_Goal of the exercise_
Could you print the lines from the one containing "518, 279, 601]" through the one containing "226, 196, 245]", both included, copied verbatim from the items below?

_Rows from a dataset_
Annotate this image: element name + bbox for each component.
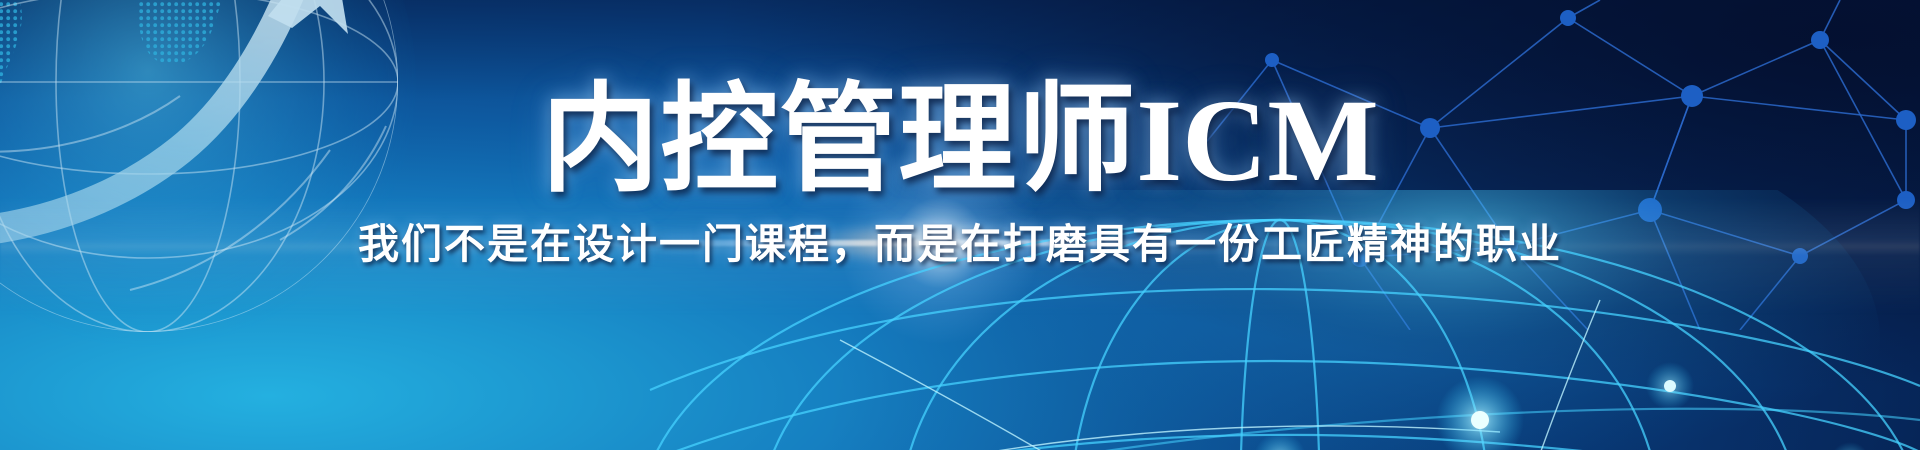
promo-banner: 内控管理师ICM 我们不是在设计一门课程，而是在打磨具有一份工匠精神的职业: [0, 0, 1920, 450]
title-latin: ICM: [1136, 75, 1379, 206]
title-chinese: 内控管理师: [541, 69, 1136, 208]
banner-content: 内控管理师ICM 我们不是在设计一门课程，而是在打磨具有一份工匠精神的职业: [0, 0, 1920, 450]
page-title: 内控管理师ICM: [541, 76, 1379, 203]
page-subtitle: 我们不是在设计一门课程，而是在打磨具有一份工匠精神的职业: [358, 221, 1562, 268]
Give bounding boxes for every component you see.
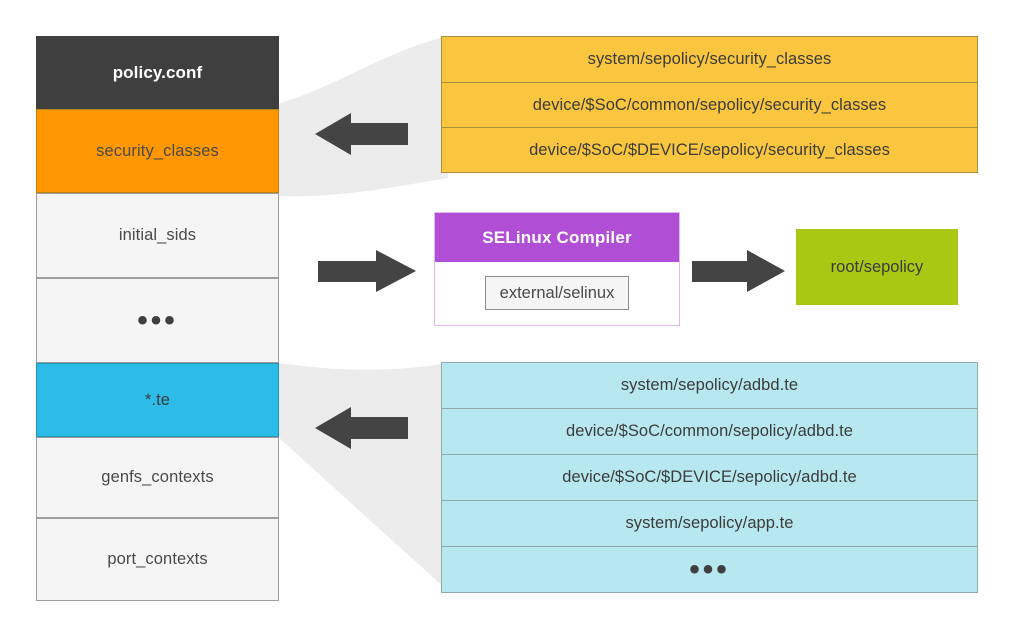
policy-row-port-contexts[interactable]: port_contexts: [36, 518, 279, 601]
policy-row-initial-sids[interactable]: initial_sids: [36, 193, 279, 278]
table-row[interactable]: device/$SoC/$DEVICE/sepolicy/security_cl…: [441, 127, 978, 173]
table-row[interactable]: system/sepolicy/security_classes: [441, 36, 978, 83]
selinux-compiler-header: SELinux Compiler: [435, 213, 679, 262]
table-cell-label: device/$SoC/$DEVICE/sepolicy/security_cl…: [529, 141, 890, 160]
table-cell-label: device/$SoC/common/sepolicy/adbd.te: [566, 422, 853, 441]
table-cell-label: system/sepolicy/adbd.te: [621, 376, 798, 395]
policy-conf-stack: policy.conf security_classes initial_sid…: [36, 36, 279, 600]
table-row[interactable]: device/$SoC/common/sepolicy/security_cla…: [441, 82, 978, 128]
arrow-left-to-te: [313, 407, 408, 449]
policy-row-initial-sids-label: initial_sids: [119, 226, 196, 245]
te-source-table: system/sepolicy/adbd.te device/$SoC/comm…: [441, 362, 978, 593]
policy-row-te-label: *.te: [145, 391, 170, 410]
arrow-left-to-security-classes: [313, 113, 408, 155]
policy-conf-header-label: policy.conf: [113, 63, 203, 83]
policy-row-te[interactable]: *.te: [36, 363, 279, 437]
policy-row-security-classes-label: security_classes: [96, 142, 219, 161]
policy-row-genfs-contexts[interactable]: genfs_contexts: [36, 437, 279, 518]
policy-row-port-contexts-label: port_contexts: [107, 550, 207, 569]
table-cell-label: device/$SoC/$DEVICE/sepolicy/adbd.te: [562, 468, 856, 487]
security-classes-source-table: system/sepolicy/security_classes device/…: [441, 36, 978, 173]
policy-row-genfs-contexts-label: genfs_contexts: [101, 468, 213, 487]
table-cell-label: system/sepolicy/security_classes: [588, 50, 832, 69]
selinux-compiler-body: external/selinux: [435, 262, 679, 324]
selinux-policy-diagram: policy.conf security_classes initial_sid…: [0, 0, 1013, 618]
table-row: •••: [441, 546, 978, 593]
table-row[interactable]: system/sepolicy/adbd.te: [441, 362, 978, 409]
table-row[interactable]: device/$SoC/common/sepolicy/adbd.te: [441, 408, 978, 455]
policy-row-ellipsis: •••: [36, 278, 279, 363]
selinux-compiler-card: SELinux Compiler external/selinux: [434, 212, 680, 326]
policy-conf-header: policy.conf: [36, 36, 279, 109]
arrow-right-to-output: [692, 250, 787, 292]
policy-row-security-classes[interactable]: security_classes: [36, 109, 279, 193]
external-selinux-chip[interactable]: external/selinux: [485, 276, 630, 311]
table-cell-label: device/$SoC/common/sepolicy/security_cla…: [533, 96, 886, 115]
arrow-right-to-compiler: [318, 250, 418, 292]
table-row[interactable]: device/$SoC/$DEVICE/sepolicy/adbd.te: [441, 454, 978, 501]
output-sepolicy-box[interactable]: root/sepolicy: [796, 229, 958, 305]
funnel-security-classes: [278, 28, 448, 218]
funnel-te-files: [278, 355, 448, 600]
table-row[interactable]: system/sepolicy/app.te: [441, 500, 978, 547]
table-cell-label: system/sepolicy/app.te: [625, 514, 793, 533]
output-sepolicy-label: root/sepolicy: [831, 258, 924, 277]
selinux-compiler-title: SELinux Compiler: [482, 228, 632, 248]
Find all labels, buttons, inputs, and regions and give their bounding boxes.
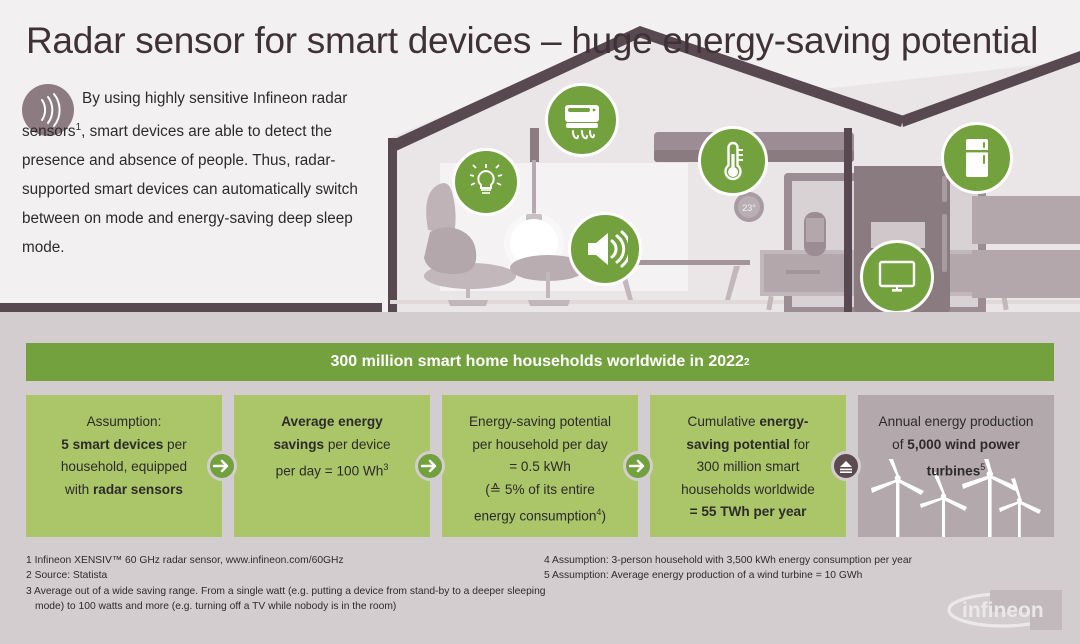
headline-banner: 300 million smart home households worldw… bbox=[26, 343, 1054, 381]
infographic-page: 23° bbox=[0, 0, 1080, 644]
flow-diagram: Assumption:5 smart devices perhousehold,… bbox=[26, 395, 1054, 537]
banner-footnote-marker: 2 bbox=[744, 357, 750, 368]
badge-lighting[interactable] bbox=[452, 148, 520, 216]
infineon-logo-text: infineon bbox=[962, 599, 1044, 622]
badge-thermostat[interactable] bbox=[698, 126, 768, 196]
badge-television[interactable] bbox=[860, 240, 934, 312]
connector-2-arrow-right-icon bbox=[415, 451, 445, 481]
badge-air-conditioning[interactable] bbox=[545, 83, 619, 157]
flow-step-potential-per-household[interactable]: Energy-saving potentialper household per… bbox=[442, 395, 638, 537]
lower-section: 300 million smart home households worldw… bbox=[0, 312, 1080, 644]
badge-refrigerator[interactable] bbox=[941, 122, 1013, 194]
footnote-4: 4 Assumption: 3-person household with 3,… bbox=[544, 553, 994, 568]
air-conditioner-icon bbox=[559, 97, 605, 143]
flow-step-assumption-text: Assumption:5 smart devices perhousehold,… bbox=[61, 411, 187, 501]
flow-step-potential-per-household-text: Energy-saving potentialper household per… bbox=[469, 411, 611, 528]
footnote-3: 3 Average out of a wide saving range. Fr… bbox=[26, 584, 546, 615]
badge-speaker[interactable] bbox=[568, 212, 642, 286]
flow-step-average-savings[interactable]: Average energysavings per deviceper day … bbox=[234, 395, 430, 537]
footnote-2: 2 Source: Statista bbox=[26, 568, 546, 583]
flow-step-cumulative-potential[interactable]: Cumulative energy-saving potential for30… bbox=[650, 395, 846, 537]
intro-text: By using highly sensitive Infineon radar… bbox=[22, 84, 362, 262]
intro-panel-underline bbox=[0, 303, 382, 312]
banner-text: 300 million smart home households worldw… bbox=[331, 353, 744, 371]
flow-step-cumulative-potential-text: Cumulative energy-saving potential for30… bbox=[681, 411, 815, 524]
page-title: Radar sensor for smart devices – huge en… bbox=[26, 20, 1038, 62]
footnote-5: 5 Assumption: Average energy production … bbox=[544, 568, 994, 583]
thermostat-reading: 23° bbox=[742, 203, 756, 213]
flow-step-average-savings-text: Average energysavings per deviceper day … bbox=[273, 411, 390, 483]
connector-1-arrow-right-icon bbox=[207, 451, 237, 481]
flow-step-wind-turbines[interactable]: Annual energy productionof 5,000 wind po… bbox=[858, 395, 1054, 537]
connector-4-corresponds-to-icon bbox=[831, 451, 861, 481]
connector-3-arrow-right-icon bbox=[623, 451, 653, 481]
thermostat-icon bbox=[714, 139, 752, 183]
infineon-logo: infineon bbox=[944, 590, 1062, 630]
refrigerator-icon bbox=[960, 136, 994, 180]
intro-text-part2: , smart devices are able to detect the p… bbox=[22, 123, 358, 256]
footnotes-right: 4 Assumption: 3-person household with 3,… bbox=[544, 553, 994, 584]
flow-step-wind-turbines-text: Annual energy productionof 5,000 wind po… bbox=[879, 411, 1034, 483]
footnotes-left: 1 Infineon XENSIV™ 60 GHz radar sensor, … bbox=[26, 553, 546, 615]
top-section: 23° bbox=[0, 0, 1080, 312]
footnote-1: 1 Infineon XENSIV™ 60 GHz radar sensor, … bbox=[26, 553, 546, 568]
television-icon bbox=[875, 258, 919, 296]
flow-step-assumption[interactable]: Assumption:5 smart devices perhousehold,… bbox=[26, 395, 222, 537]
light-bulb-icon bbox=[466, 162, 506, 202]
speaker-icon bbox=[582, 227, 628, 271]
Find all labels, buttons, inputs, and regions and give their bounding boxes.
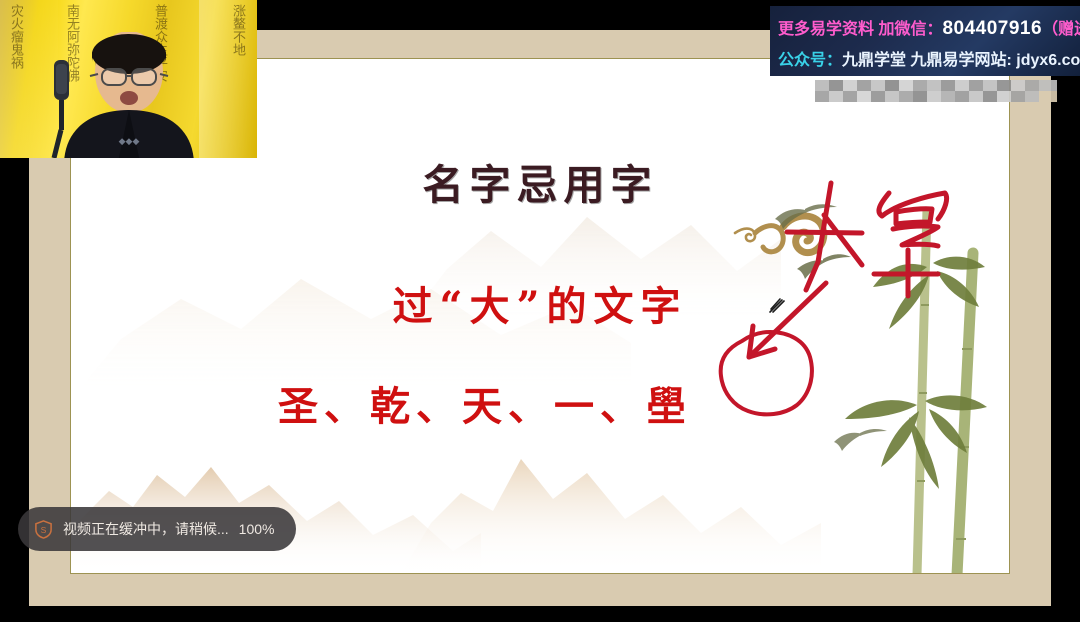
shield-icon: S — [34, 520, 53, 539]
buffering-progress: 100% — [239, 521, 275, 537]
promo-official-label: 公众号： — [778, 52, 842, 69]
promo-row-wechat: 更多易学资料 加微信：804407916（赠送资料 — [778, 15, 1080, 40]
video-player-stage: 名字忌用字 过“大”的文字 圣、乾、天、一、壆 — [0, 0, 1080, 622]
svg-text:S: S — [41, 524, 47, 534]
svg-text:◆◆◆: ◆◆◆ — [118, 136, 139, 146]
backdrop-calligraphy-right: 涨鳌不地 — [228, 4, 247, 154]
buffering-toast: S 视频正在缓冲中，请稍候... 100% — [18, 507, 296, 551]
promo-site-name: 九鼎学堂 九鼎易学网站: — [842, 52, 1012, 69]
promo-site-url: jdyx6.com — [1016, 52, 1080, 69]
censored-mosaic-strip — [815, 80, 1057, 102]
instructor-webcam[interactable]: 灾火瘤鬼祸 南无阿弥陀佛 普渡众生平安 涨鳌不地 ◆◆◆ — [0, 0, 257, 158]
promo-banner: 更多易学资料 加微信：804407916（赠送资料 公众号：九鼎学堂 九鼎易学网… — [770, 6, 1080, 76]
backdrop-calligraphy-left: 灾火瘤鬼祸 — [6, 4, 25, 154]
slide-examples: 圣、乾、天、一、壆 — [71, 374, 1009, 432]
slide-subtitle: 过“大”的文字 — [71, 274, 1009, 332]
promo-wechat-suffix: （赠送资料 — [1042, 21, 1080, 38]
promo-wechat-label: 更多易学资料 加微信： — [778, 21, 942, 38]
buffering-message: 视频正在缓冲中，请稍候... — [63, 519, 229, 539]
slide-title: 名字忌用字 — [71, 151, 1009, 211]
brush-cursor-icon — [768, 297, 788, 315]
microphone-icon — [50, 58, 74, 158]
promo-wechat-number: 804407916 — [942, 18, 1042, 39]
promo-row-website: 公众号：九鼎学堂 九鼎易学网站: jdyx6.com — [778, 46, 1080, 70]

_Result of the task_
policy-row-port-contexts[interactable]: port_contexts: [36, 518, 279, 601]
policy-row-initial-sids[interactable]: initial_sids: [36, 193, 279, 278]
table-row[interactable]: device/$SoC/$DEVICE/sepolicy/security_cl…: [441, 127, 978, 173]
table-row[interactable]: system/sepolicy/security_classes: [441, 36, 978, 83]
selinux-compiler-header: SELinux Compiler: [435, 213, 679, 262]
table-cell-label: device/$SoC/$DEVICE/sepolicy/security_cl…: [529, 141, 890, 160]
table-cell-label: device/$SoC/common/sepolicy/adbd.te: [566, 422, 853, 441]
table-cell-label: system/sepolicy/adbd.te: [621, 376, 798, 395]
policy-conf-stack: policy.conf security_classes initial_sid…: [36, 36, 279, 600]
table-row[interactable]: device/$SoC/common/sepolicy/security_cla…: [441, 82, 978, 128]
arrow-left-to-te: [313, 407, 408, 449]
policy-row-initial-sids-label: initial_sids: [119, 226, 196, 245]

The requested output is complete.